Recorded data
··········
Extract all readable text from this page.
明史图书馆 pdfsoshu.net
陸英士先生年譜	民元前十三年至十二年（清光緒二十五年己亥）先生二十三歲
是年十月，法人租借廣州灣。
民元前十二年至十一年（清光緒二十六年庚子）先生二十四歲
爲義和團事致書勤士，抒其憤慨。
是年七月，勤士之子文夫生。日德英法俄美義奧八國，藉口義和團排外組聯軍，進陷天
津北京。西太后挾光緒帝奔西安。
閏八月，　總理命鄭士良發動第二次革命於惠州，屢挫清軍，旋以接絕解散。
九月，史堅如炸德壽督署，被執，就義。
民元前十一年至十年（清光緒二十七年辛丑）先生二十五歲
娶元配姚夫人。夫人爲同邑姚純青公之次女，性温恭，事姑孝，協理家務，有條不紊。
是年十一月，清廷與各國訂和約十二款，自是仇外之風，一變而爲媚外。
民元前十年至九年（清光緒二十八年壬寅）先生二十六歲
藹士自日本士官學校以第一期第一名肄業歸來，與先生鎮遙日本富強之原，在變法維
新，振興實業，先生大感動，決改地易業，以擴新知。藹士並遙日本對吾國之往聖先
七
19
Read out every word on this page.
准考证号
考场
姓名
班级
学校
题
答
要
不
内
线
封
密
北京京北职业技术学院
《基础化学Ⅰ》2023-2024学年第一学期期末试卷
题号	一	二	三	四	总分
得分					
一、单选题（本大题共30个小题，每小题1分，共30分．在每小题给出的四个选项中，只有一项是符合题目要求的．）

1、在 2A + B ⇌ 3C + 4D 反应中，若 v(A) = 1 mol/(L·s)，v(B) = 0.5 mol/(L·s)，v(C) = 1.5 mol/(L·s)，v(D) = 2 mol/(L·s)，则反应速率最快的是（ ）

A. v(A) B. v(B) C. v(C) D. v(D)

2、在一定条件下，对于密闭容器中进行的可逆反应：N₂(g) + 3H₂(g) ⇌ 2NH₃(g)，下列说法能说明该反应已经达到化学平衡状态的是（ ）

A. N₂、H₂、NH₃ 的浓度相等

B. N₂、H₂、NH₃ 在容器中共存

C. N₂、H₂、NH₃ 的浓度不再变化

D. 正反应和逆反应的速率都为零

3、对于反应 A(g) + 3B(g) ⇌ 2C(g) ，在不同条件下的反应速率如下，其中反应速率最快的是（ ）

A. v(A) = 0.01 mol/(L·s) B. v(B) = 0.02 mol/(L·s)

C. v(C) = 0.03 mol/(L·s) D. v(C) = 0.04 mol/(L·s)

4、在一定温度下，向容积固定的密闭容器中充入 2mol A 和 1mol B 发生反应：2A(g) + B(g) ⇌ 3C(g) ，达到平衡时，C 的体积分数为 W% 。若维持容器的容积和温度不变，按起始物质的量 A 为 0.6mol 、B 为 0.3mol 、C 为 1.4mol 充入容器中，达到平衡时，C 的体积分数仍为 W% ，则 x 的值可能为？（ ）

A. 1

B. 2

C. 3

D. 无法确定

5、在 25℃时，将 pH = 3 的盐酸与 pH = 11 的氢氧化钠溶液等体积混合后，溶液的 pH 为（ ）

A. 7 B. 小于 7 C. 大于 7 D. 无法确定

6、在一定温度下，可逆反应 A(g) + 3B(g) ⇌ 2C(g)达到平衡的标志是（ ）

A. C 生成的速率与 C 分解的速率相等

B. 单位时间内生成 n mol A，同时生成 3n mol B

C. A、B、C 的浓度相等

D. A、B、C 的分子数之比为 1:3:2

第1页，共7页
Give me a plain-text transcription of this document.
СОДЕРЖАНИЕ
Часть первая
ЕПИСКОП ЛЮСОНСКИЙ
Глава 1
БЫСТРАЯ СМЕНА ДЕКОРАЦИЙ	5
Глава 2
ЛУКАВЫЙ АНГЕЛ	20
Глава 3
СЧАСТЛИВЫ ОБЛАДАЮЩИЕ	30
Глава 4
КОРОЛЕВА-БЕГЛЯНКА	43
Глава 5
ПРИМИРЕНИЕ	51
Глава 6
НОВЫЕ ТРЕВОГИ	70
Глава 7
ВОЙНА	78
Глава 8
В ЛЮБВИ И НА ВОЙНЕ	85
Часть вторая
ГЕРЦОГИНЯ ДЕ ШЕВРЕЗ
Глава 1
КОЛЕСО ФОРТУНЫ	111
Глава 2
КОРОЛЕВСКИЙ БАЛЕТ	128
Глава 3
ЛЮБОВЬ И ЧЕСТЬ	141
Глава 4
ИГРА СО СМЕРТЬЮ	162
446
··········
**Your task**
Write the data out again in full and exactly.

**The response**
Extract all readable text from this page.
明史图书馆 pdfsoshu.net
陸英士先生年譜	民元前十三年至十二年（清光緒二十五年己亥）先生二十三歲
是年十月，法人租借廣州灣。
民元前十二年至十一年（清光緒二十六年庚子）先生二十四歲
爲義和團事致書勤士，抒其憤慨。
是年七月，勤士之子文夫生。日德英法俄美義奧八國，藉口義和團排外組聯軍，進陷天
津北京。西太后挾光緒帝奔西安。
閏八月，　總理命鄭士良發動第二次革命於惠州，屢挫清軍，旋以接絕解散。
九月，史堅如炸德壽督署，被執，就義。
民元前十一年至十年（清光緒二十七年辛丑）先生二十五歲
娶元配姚夫人。夫人爲同邑姚純青公之次女，性温恭，事姑孝，協理家務，有條不紊。
是年十一月，清廷與各國訂和約十二款，自是仇外之風，一變而爲媚外。
民元前十年至九年（清光緒二十八年壬寅）先生二十六歲
藹士自日本士官學校以第一期第一名肄業歸來，與先生鎮遙日本富強之原，在變法維
新，振興實業，先生大感動，決改地易業，以擴新知。藹士並遙日本對吾國之往聖先
七
19
Read out every word on this page.
准考证号
考场
姓名
班级
学校
题
答
要
不
内
线
封
密
北京京北职业技术学院
《基础化学Ⅰ》2023-2024学年第一学期期末试卷
题号	一	二	三	四	总分
得分					
一、单选题（本大题共30个小题，每小题1分，共30分．在每小题给出的四个选项中，只有一项是符合题目要求的．）

1、在 2A + B ⇌ 3C + 4D 反应中，若 v(A) = 1 mol/(L·s)，v(B) = 0.5 mol/(L·s)，v(C) = 1.5 mol/(L·s)，v(D) = 2 mol/(L·s)，则反应速率最快的是（ ）

A. v(A) B. v(B) C. v(C) D. v(D)

2、在一定条件下，对于密闭容器中进行的可逆反应：N₂(g) + 3H₂(g) ⇌ 2NH₃(g)，下列说法能说明该反应已经达到化学平衡状态的是（ ）

A. N₂、H₂、NH₃ 的浓度相等

B. N₂、H₂、NH₃ 在容器中共存

C. N₂、H₂、NH₃ 的浓度不再变化

D. 正反应和逆反应的速率都为零

3、对于反应 A(g) + 3B(g) ⇌ 2C(g) ，在不同条件下的反应速率如下，其中反应速率最快的是（ ）

A. v(A) = 0.01 mol/(L·s) B. v(B) = 0.02 mol/(L·s)

C. v(C) = 0.03 mol/(L·s) D. v(C) = 0.04 mol/(L·s)

4、在一定温度下，向容积固定的密闭容器中充入 2mol A 和 1mol B 发生反应：2A(g) + B(g) ⇌ 3C(g) ，达到平衡时，C 的体积分数为 W% 。若维持容器的容积和温度不变，按起始物质的量 A 为 0.6mol 、B 为 0.3mol 、C 为 1.4mol 充入容器中，达到平衡时，C 的体积分数仍为 W% ，则 x 的值可能为？（ ）

A. 1

B. 2

C. 3

D. 无法确定

5、在 25℃时，将 pH = 3 的盐酸与 pH = 11 的氢氧化钠溶液等体积混合后，溶液的 pH 为（ ）

A. 7 B. 小于 7 C. 大于 7 D. 无法确定

6、在一定温度下，可逆反应 A(g) + 3B(g) ⇌ 2C(g)达到平衡的标志是（ ）

A. C 生成的速率与 C 分解的速率相等

B. 单位时间内生成 n mol A，同时生成 3n mol B

C. A、B、C 的浓度相等

D. A、B、C 的分子数之比为 1:3:2

第1页，共7页
Give me a plain-text transcription of this document.
СОДЕРЖАНИЕ
Часть первая
ЕПИСКОП ЛЮСОНСКИЙ
Глава 1
БЫСТРАЯ СМЕНА ДЕКОРАЦИЙ	5
Глава 2
ЛУКАВЫЙ АНГЕЛ	20
Глава 3
СЧАСТЛИВЫ ОБЛАДАЮЩИЕ	30
Глава 4
КОРОЛЕВА-БЕГЛЯНКА	43
Глава 5
ПРИМИРЕНИЕ	51
Глава 6
НОВЫЕ ТРЕВОГИ	70
Глава 7
ВОЙНА	78
Глава 8
В ЛЮБВИ И НА ВОЙНЕ	85
Часть вторая
ГЕРЦОГИНЯ ДЕ ШЕВРЕЗ
Глава 1
КОЛЕСО ФОРТУНЫ	111
Глава 2
КОРОЛЕВСКИЙ БАЛЕТ	128
Глава 3
ЛЮБОВЬ И ЧЕСТЬ	141
Глава 4
ИГРА СО СМЕРТЬЮ	162
446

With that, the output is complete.